Using the data below, repeat all of it precisely.

^^^^

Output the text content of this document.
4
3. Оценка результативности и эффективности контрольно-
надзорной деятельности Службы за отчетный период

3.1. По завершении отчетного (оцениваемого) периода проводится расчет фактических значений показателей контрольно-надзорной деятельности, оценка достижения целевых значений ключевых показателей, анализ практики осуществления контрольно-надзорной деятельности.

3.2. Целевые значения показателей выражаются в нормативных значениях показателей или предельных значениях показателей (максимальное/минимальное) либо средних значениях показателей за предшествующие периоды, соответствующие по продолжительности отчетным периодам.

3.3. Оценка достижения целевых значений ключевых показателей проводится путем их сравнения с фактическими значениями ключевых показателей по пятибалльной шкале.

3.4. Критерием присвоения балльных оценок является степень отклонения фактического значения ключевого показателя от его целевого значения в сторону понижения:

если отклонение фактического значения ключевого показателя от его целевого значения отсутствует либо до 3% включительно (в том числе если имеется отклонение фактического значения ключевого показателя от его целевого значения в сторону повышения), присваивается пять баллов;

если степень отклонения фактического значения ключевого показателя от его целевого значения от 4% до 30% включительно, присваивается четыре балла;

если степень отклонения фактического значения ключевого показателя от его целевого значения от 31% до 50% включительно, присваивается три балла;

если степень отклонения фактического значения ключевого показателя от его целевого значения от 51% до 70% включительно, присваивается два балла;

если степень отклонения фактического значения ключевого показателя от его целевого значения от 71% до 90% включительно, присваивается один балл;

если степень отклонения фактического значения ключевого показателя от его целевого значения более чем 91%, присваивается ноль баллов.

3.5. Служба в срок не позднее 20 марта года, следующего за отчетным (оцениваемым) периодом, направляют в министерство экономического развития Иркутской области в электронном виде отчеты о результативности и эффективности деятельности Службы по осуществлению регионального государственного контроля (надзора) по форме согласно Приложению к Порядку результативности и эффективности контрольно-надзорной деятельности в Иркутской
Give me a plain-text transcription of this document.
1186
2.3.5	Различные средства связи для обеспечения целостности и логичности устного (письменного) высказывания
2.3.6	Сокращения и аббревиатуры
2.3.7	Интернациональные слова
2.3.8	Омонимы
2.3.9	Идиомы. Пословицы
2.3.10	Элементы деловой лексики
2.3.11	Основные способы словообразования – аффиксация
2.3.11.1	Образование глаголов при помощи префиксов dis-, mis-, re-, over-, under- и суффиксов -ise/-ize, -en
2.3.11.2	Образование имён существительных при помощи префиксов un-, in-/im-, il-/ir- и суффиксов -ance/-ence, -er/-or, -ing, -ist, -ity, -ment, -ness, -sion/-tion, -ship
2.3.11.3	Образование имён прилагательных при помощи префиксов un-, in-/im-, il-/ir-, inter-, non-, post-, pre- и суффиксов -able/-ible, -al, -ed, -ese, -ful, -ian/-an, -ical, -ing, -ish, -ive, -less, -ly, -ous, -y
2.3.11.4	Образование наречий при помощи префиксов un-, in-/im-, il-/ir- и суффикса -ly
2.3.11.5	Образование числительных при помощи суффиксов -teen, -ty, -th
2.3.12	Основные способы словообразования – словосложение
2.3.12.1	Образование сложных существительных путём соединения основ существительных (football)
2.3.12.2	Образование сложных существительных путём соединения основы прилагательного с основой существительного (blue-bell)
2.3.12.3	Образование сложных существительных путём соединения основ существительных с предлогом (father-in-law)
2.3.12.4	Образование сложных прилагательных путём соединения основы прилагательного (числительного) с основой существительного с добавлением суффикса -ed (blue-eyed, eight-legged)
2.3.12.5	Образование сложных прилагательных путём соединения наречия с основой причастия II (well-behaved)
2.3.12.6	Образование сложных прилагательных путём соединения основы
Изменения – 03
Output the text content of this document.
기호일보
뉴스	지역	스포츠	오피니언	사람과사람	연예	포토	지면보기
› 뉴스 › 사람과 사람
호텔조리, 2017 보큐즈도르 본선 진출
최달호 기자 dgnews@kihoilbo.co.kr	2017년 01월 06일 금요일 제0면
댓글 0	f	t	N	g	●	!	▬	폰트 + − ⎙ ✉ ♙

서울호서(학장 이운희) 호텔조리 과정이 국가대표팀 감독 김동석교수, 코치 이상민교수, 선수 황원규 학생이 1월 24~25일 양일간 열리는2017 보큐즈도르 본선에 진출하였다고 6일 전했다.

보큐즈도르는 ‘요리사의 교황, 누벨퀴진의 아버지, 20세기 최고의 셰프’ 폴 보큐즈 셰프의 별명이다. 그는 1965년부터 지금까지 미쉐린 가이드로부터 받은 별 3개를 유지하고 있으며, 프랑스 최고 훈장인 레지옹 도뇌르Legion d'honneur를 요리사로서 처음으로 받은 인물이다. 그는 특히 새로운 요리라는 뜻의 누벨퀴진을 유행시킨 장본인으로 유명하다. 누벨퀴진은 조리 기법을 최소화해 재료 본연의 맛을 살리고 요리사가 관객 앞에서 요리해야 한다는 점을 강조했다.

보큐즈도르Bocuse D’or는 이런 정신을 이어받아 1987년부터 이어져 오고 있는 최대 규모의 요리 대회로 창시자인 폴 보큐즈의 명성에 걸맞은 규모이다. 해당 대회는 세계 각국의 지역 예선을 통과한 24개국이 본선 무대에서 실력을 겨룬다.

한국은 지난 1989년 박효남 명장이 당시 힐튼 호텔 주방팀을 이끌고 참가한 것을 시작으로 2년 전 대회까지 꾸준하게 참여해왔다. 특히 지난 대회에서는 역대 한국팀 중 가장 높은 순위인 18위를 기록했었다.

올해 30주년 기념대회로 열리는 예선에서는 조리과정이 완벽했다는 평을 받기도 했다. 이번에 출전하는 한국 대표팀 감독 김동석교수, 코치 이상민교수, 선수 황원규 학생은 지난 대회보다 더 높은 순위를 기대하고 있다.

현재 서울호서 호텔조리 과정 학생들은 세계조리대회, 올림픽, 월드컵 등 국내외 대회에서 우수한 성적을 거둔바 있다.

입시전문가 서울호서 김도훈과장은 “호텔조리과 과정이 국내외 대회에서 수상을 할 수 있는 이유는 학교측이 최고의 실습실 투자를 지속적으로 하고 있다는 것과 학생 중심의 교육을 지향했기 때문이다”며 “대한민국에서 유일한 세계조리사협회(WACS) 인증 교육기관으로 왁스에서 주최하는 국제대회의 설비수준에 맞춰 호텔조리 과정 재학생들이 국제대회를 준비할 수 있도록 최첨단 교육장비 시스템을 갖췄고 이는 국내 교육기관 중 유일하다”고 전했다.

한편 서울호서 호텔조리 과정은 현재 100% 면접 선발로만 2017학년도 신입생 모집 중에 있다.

^^^^

**Solution to the exercise**
Output the text content of this document.
4
3. Оценка результативности и эффективности контрольно-
надзорной деятельности Службы за отчетный период

3.1. По завершении отчетного (оцениваемого) периода проводится расчет фактических значений показателей контрольно-надзорной деятельности, оценка достижения целевых значений ключевых показателей, анализ практики осуществления контрольно-надзорной деятельности.

3.2. Целевые значения показателей выражаются в нормативных значениях показателей или предельных значениях показателей (максимальное/минимальное) либо средних значениях показателей за предшествующие периоды, соответствующие по продолжительности отчетным периодам.

3.3. Оценка достижения целевых значений ключевых показателей проводится путем их сравнения с фактическими значениями ключевых показателей по пятибалльной шкале.

3.4. Критерием присвоения балльных оценок является степень отклонения фактического значения ключевого показателя от его целевого значения в сторону понижения:

если отклонение фактического значения ключевого показателя от его целевого значения отсутствует либо до 3% включительно (в том числе если имеется отклонение фактического значения ключевого показателя от его целевого значения в сторону повышения), присваивается пять баллов;

если степень отклонения фактического значения ключевого показателя от его целевого значения от 4% до 30% включительно, присваивается четыре балла;

если степень отклонения фактического значения ключевого показателя от его целевого значения от 31% до 50% включительно, присваивается три балла;

если степень отклонения фактического значения ключевого показателя от его целевого значения от 51% до 70% включительно, присваивается два балла;

если степень отклонения фактического значения ключевого показателя от его целевого значения от 71% до 90% включительно, присваивается один балл;

если степень отклонения фактического значения ключевого показателя от его целевого значения более чем 91%, присваивается ноль баллов.

3.5. Служба в срок не позднее 20 марта года, следующего за отчетным (оцениваемым) периодом, направляют в министерство экономического развития Иркутской области в электронном виде отчеты о результативности и эффективности деятельности Службы по осуществлению регионального государственного контроля (надзора) по форме согласно Приложению к Порядку результативности и эффективности контрольно-надзорной деятельности в Иркутской
Give me a plain-text transcription of this document.
1186
2.3.5	Различные средства связи для обеспечения целостности и логичности устного (письменного) высказывания
2.3.6	Сокращения и аббревиатуры
2.3.7	Интернациональные слова
2.3.8	Омонимы
2.3.9	Идиомы. Пословицы
2.3.10	Элементы деловой лексики
2.3.11	Основные способы словообразования – аффиксация
2.3.11.1	Образование глаголов при помощи префиксов dis-, mis-, re-, over-, under- и суффиксов -ise/-ize, -en
2.3.11.2	Образование имён существительных при помощи префиксов un-, in-/im-, il-/ir- и суффиксов -ance/-ence, -er/-or, -ing, -ist, -ity, -ment, -ness, -sion/-tion, -ship
2.3.11.3	Образование имён прилагательных при помощи префиксов un-, in-/im-, il-/ir-, inter-, non-, post-, pre- и суффиксов -able/-ible, -al, -ed, -ese, -ful, -ian/-an, -ical, -ing, -ish, -ive, -less, -ly, -ous, -y
2.3.11.4	Образование наречий при помощи префиксов un-, in-/im-, il-/ir- и суффикса -ly
2.3.11.5	Образование числительных при помощи суффиксов -teen, -ty, -th
2.3.12	Основные способы словообразования – словосложение
2.3.12.1	Образование сложных существительных путём соединения основ существительных (football)
2.3.12.2	Образование сложных существительных путём соединения основы прилагательного с основой существительного (blue-bell)
2.3.12.3	Образование сложных существительных путём соединения основ существительных с предлогом (father-in-law)
2.3.12.4	Образование сложных прилагательных путём соединения основы прилагательного (числительного) с основой существительного с добавлением суффикса -ed (blue-eyed, eight-legged)
2.3.12.5	Образование сложных прилагательных путём соединения наречия с основой причастия II (well-behaved)
2.3.12.6	Образование сложных прилагательных путём соединения основы
Изменения – 03
Output the text content of this document.
기호일보
뉴스	지역	스포츠	오피니언	사람과사람	연예	포토	지면보기
› 뉴스 › 사람과 사람
호텔조리, 2017 보큐즈도르 본선 진출
최달호 기자 dgnews@kihoilbo.co.kr	2017년 01월 06일 금요일 제0면
댓글 0	f	t	N	g	●	!	▬	폰트 + − ⎙ ✉ ♙

서울호서(학장 이운희) 호텔조리 과정이 국가대표팀 감독 김동석교수, 코치 이상민교수, 선수 황원규 학생이 1월 24~25일 양일간 열리는2017 보큐즈도르 본선에 진출하였다고 6일 전했다.

보큐즈도르는 ‘요리사의 교황, 누벨퀴진의 아버지, 20세기 최고의 셰프’ 폴 보큐즈 셰프의 별명이다. 그는 1965년부터 지금까지 미쉐린 가이드로부터 받은 별 3개를 유지하고 있으며, 프랑스 최고 훈장인 레지옹 도뇌르Legion d'honneur를 요리사로서 처음으로 받은 인물이다. 그는 특히 새로운 요리라는 뜻의 누벨퀴진을 유행시킨 장본인으로 유명하다. 누벨퀴진은 조리 기법을 최소화해 재료 본연의 맛을 살리고 요리사가 관객 앞에서 요리해야 한다는 점을 강조했다.

보큐즈도르Bocuse D’or는 이런 정신을 이어받아 1987년부터 이어져 오고 있는 최대 규모의 요리 대회로 창시자인 폴 보큐즈의 명성에 걸맞은 규모이다. 해당 대회는 세계 각국의 지역 예선을 통과한 24개국이 본선 무대에서 실력을 겨룬다.

한국은 지난 1989년 박효남 명장이 당시 힐튼 호텔 주방팀을 이끌고 참가한 것을 시작으로 2년 전 대회까지 꾸준하게 참여해왔다. 특히 지난 대회에서는 역대 한국팀 중 가장 높은 순위인 18위를 기록했었다.

올해 30주년 기념대회로 열리는 예선에서는 조리과정이 완벽했다는 평을 받기도 했다. 이번에 출전하는 한국 대표팀 감독 김동석교수, 코치 이상민교수, 선수 황원규 학생은 지난 대회보다 더 높은 순위를 기대하고 있다.

현재 서울호서 호텔조리 과정 학생들은 세계조리대회, 올림픽, 월드컵 등 국내외 대회에서 우수한 성적을 거둔바 있다.

입시전문가 서울호서 김도훈과장은 “호텔조리과 과정이 국내외 대회에서 수상을 할 수 있는 이유는 학교측이 최고의 실습실 투자를 지속적으로 하고 있다는 것과 학생 중심의 교육을 지향했기 때문이다”며 “대한민국에서 유일한 세계조리사협회(WACS) 인증 교육기관으로 왁스에서 주최하는 국제대회의 설비수준에 맞춰 호텔조리 과정 재학생들이 국제대회를 준비할 수 있도록 최첨단 교육장비 시스템을 갖췄고 이는 국내 교육기관 중 유일하다”고 전했다.

한편 서울호서 호텔조리 과정은 현재 100% 면접 선발로만 2017학년도 신입생 모집 중에 있다.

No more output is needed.